### WORK TO DO:
Your task is to reproduce the material exactly.

* START *

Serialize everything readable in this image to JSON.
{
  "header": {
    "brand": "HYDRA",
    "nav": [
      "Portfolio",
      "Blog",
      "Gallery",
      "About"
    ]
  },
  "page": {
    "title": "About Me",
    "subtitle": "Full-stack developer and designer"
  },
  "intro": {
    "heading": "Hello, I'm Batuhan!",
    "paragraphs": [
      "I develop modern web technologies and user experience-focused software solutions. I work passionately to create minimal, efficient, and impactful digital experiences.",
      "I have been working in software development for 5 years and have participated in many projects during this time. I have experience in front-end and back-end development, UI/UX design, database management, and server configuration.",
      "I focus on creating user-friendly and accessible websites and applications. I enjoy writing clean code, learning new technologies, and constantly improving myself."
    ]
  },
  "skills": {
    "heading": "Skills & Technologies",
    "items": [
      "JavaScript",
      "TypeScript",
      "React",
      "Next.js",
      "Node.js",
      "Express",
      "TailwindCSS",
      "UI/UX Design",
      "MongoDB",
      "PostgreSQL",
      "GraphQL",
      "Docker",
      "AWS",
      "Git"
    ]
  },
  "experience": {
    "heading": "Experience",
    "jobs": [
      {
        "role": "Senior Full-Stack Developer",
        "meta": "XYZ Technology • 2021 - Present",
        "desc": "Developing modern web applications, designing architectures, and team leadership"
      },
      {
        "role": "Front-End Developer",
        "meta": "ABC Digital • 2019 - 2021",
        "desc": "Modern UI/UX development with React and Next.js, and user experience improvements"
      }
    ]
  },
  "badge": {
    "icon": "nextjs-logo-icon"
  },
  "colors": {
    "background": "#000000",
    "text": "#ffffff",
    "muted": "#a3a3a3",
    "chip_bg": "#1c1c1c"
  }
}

* END *

### THE ANSWER:
Serialize everything readable in this image to JSON.
{
  "header": {
    "brand": "HYDRA",
    "nav": [
      "Portfolio",
      "Blog",
      "Gallery",
      "About"
    ]
  },
  "page": {
    "title": "About Me",
    "subtitle": "Full-stack developer and designer"
  },
  "intro": {
    "heading": "Hello, I'm Batuhan!",
    "paragraphs": [
      "I develop modern web technologies and user experience-focused software solutions. I work passionately to create minimal, efficient, and impactful digital experiences.",
      "I have been working in software development for 5 years and have participated in many projects during this time. I have experience in front-end and back-end development, UI/UX design, database management, and server configuration.",
      "I focus on creating user-friendly and accessible websites and applications. I enjoy writing clean code, learning new technologies, and constantly improving myself."
    ]
  },
  "skills": {
    "heading": "Skills & Technologies",
    "items": [
      "JavaScript",
      "TypeScript",
      "React",
      "Next.js",
      "Node.js",
      "Express",
      "TailwindCSS",
      "UI/UX Design",
      "MongoDB",
      "PostgreSQL",
      "GraphQL",
      "Docker",
      "AWS",
      "Git"
    ]
  },
  "experience": {
    "heading": "Experience",
    "jobs": [
      {
        "role": "Senior Full-Stack Developer",
        "meta": "XYZ Technology • 2021 - Present",
        "desc": "Developing modern web applications, designing architectures, and team leadership"
      },
      {
        "role": "Front-End Developer",
        "meta": "ABC Digital • 2019 - 2021",
        "desc": "Modern UI/UX development with React and Next.js, and user experience improvements"
      }
    ]
  },
  "badge": {
    "icon": "nextjs-logo-icon"
  },
  "colors": {
    "background": "#000000",
    "text": "#ffffff",
    "muted": "#a3a3a3",
    "chip_bg": "#1c1c1c"
  }
}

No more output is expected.